◆ **Given instruction**:
Lines that contain the string "calendar" are to be copied; leave out all others.

◆ **Materials provided**:
════

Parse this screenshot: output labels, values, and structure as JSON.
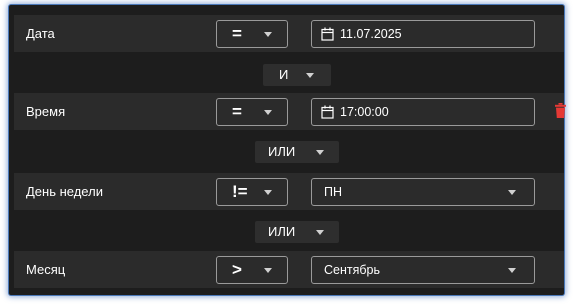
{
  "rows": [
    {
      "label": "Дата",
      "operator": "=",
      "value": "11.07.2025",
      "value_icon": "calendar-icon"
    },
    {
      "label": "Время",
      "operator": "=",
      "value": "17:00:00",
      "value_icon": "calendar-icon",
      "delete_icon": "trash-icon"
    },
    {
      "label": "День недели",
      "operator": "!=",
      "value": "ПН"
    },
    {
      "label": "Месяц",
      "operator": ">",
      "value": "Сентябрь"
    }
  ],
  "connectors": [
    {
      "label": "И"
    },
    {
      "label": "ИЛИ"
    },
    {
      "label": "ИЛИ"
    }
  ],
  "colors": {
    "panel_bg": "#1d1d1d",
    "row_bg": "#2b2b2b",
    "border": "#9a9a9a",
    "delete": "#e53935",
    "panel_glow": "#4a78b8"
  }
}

════

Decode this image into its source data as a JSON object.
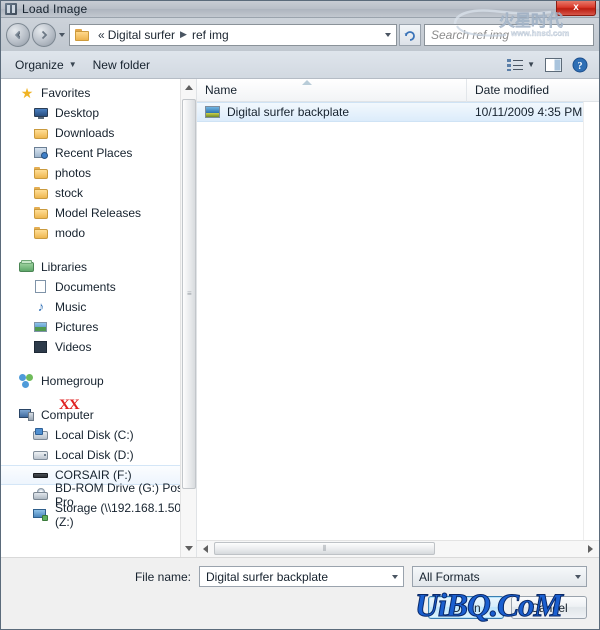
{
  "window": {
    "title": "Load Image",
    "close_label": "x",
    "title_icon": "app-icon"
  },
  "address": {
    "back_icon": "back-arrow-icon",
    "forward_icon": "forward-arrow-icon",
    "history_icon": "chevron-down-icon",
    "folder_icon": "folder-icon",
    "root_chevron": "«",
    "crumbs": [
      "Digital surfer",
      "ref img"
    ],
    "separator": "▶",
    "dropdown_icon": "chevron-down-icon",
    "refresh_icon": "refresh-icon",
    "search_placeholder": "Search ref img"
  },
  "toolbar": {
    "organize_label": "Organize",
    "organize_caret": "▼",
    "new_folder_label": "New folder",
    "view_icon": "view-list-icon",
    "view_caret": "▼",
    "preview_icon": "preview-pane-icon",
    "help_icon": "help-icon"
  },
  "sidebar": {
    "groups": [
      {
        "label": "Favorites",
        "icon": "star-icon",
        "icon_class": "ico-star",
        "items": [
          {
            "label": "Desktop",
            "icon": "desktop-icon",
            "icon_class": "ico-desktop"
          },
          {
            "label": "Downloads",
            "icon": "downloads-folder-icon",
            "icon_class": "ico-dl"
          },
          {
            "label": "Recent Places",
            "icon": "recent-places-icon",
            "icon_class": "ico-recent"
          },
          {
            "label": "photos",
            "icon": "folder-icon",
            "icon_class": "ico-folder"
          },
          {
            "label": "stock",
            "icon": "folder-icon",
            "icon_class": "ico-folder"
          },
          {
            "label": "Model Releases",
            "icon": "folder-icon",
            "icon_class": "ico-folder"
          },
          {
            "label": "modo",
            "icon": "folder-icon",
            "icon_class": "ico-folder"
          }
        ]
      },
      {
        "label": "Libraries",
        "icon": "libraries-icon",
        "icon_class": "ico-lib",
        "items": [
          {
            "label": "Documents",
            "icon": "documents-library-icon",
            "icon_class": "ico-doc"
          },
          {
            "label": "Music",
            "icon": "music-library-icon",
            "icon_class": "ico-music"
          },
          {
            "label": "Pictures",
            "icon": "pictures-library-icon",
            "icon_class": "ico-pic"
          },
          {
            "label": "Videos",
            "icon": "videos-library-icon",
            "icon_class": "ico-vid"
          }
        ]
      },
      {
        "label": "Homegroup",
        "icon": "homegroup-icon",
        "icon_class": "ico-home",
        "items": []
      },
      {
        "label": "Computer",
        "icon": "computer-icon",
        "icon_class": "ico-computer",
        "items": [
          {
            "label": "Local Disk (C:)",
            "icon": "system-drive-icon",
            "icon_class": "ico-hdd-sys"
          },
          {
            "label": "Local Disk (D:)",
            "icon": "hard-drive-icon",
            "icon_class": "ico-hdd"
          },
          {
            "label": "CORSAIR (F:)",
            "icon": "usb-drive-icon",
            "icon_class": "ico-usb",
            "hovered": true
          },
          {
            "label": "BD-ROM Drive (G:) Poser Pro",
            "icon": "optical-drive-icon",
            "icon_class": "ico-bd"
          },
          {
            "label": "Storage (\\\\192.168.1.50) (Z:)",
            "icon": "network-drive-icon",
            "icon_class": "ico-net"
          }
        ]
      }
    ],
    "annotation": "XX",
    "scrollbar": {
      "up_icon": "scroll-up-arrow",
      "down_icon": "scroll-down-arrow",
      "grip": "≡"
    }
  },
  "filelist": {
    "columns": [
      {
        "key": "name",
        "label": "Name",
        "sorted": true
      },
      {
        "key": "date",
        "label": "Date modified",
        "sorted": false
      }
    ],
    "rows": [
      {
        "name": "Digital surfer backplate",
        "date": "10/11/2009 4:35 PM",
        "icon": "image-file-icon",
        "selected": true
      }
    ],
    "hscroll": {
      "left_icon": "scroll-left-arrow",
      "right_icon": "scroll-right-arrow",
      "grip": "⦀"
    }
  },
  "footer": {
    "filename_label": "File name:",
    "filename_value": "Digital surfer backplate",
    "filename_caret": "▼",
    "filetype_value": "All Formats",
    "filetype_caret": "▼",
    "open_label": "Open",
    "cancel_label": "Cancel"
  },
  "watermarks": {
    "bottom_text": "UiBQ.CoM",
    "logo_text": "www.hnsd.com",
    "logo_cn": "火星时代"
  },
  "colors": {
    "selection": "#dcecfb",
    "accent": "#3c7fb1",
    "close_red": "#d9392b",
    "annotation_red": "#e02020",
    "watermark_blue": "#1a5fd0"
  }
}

════

◆ **Right answer**:
      "value_icon": "calendar-icon"
      "value_icon": "calendar-icon",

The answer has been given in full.